##### SOURCE PASSAGE

None of them have read Dostoyevsky and pretended to be deep.


If this is a real thing then maybe I feel there is hope for at least a small pocket of society. Good on them for taking back some control of their lives. Color me impressed.


I appreciate that they’ve recognized they have choices, and are being supported in the choices they’re making.

It’s not a choice I’ll make (I lived that life without a choice for several decades; I’m good), but I still like that they can.


I agree. I'm Team Smartphone, but those who want and can do without have my admiration.


I'm glad, some teens are doing this, I hope it become a mainstream trend. It's marvelous that each generation question everything and start this type of counter-trends. I have three young kids and I do my best to keep them away from smartphones. This gives me hope that my older daughter, when she becomes a teenager, will not ask me for a smartphone.


A simple tip to reduce usage. I would guess that a lot of smartphone usage happens within your home, which most people spent a lot of time in, even more so if you work from home.

Put the phone in the next room. As simple as that. Break the convenience of having it with you. Working in a home office? Put it in the next room. Watching TV on the couch? Put it in the next room. Driving? Don't mount it.

You'll still check it, during natural progressions of the day. Lunch. End of the work day. Before you go to bed. But that's still quite a lot better than the 100-200 times that people check it per day on average.


It's absurdly effective. I leave my phone out of the bedroom. I end up reading a lot more.


IMO the real problem here isn't the technology itself, but cultivating an unhealthy relationship with it and not using it maturely

The most interesting thing in this article to me is the classist accusation. I wonder if this luddite trend is just some sort of counter signaling, where if rich kids decide to not use smartphones it's provocative (and they get flip phones from parents on a whim), but if poor kids don't it's because they're poor


> the real problem isn't the technology itself

I very much disagree with this.

We like to think that technology is value neutral, and we, as Olympian gods, are just applying it in good or bad judgment. Technology (the actual material thing) shapes the world around itself, it creates the conditions of its use _in absence_ of our judgement. The very existence of a bleepy bloopy thing that fits in a pocket, which constantly grabs your attention with gossipy, antagonizing content. That _thing_ in itself creates the nurturing conditions for phenomena like cyberbullying, meme-addiction, declining attention spans, political polarization...

##########
##### DATASET

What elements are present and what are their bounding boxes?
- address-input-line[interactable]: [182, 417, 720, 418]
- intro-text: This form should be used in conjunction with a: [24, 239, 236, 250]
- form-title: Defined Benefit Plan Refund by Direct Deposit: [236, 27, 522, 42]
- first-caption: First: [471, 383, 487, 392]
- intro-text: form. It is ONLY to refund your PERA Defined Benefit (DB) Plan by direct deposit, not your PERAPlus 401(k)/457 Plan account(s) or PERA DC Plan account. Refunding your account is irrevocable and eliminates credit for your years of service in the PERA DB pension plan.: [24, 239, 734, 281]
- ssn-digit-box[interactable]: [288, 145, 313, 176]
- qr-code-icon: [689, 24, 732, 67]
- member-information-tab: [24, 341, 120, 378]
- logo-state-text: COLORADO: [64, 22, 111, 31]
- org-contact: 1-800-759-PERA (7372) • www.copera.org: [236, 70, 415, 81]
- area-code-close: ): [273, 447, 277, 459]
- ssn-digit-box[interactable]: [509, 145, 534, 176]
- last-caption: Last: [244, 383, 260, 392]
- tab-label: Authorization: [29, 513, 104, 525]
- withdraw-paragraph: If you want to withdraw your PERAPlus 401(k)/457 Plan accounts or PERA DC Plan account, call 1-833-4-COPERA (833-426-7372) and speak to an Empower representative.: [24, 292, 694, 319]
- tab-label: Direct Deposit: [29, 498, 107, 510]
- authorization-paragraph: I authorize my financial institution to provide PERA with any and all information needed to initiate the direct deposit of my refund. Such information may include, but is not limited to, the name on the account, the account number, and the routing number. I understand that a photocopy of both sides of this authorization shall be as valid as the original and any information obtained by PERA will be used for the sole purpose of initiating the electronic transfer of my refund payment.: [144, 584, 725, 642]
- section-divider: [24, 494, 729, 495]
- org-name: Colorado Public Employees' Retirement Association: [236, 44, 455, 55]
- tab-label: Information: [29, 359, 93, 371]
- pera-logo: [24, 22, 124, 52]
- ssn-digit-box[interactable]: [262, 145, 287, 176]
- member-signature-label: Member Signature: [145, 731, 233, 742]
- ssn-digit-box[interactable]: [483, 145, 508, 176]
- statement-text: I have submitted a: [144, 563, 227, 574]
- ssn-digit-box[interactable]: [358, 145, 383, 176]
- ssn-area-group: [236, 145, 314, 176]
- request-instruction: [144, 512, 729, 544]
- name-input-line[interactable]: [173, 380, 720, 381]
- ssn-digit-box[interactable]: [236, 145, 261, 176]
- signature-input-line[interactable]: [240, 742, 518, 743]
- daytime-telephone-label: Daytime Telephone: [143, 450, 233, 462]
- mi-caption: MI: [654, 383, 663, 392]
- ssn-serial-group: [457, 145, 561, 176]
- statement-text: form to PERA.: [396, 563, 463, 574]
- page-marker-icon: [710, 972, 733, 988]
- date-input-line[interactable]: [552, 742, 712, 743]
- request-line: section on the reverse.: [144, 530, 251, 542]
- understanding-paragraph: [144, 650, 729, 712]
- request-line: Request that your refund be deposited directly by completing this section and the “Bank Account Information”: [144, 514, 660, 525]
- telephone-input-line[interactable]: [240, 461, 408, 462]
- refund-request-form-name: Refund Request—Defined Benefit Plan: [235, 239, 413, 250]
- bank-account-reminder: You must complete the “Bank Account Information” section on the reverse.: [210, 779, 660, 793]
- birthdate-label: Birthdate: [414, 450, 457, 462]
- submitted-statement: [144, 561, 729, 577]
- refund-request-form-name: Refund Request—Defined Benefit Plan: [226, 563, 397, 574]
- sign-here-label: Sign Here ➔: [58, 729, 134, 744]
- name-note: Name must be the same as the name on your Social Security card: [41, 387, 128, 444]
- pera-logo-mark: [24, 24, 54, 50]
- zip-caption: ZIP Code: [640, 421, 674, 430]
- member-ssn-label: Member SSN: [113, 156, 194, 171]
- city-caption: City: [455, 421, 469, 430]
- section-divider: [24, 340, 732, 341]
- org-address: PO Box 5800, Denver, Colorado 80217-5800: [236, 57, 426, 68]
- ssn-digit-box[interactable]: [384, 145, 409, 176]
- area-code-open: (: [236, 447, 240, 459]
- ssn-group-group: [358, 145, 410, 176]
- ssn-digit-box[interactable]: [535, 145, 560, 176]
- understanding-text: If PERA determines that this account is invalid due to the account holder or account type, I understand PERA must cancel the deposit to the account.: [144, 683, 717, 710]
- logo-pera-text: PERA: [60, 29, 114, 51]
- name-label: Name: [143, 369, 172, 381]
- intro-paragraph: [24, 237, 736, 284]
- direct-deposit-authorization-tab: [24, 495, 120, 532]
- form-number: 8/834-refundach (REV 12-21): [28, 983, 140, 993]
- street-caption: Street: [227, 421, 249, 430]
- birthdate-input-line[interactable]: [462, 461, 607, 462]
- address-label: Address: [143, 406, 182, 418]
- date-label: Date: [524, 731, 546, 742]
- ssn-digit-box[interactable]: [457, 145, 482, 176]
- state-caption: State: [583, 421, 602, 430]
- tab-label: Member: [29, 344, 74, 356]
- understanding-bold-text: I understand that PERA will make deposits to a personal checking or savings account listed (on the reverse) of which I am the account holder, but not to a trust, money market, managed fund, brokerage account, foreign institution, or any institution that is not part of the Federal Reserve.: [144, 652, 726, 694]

##########

→ **STATED TASK 1**
In the smartphone discussion, the tip about putting the phone in the next room names the points in the day when a person will still check it. List those moments.
→ **STATED TASK 2**
Carry the smartphone discussion forward, picking up after its final sentence.

→ **EXERCISE ANSWER 1**
- Lunch
- End of the work day
- Before you go to bed

→ **EXERCISE ANSWER 2**
Another example; the very existence of power tools created the aesthetic sensibilities where we aspire to large expanses of perfectly trimmed bushes and leafless virginal lawns. Our aesthetic desires did not proceed the technology. It is the technology that engendered it.

Let's run down more: easy-to-obtain guns, heavy and fast-accelerating cars, cheap mass-produced food, disposable furniture and living arrangements ... They all shape the world (and our minds, our relations to others) in _their image_.

We can be equal slave to the machine as well as master to the machine. Modernism is the submission to this slavery. Humanism is the celebration of our mastery. Now answer the question; do we live in modernist dystopia, or humanist utopia? A leading question to be sure, but I reckon the contrast is instructive.

Technology sometimes _is_ the problem itself. Fixing the problem, in many cases, will mean forceful rejection of this technology, rather than just finding the correct application of it.


When I was a teen in the nineties it was the teens who really got computers and the adults who were the luddites. Being into computers wasn't cool but it was exciting to understand something that most of our parents didn't. Seems like things have come full circle now! As much as I admire the rejection of social media I hope this generation can still be fascinated by the possibilities computers can bring.


These fads always remind me of this Ali G skit.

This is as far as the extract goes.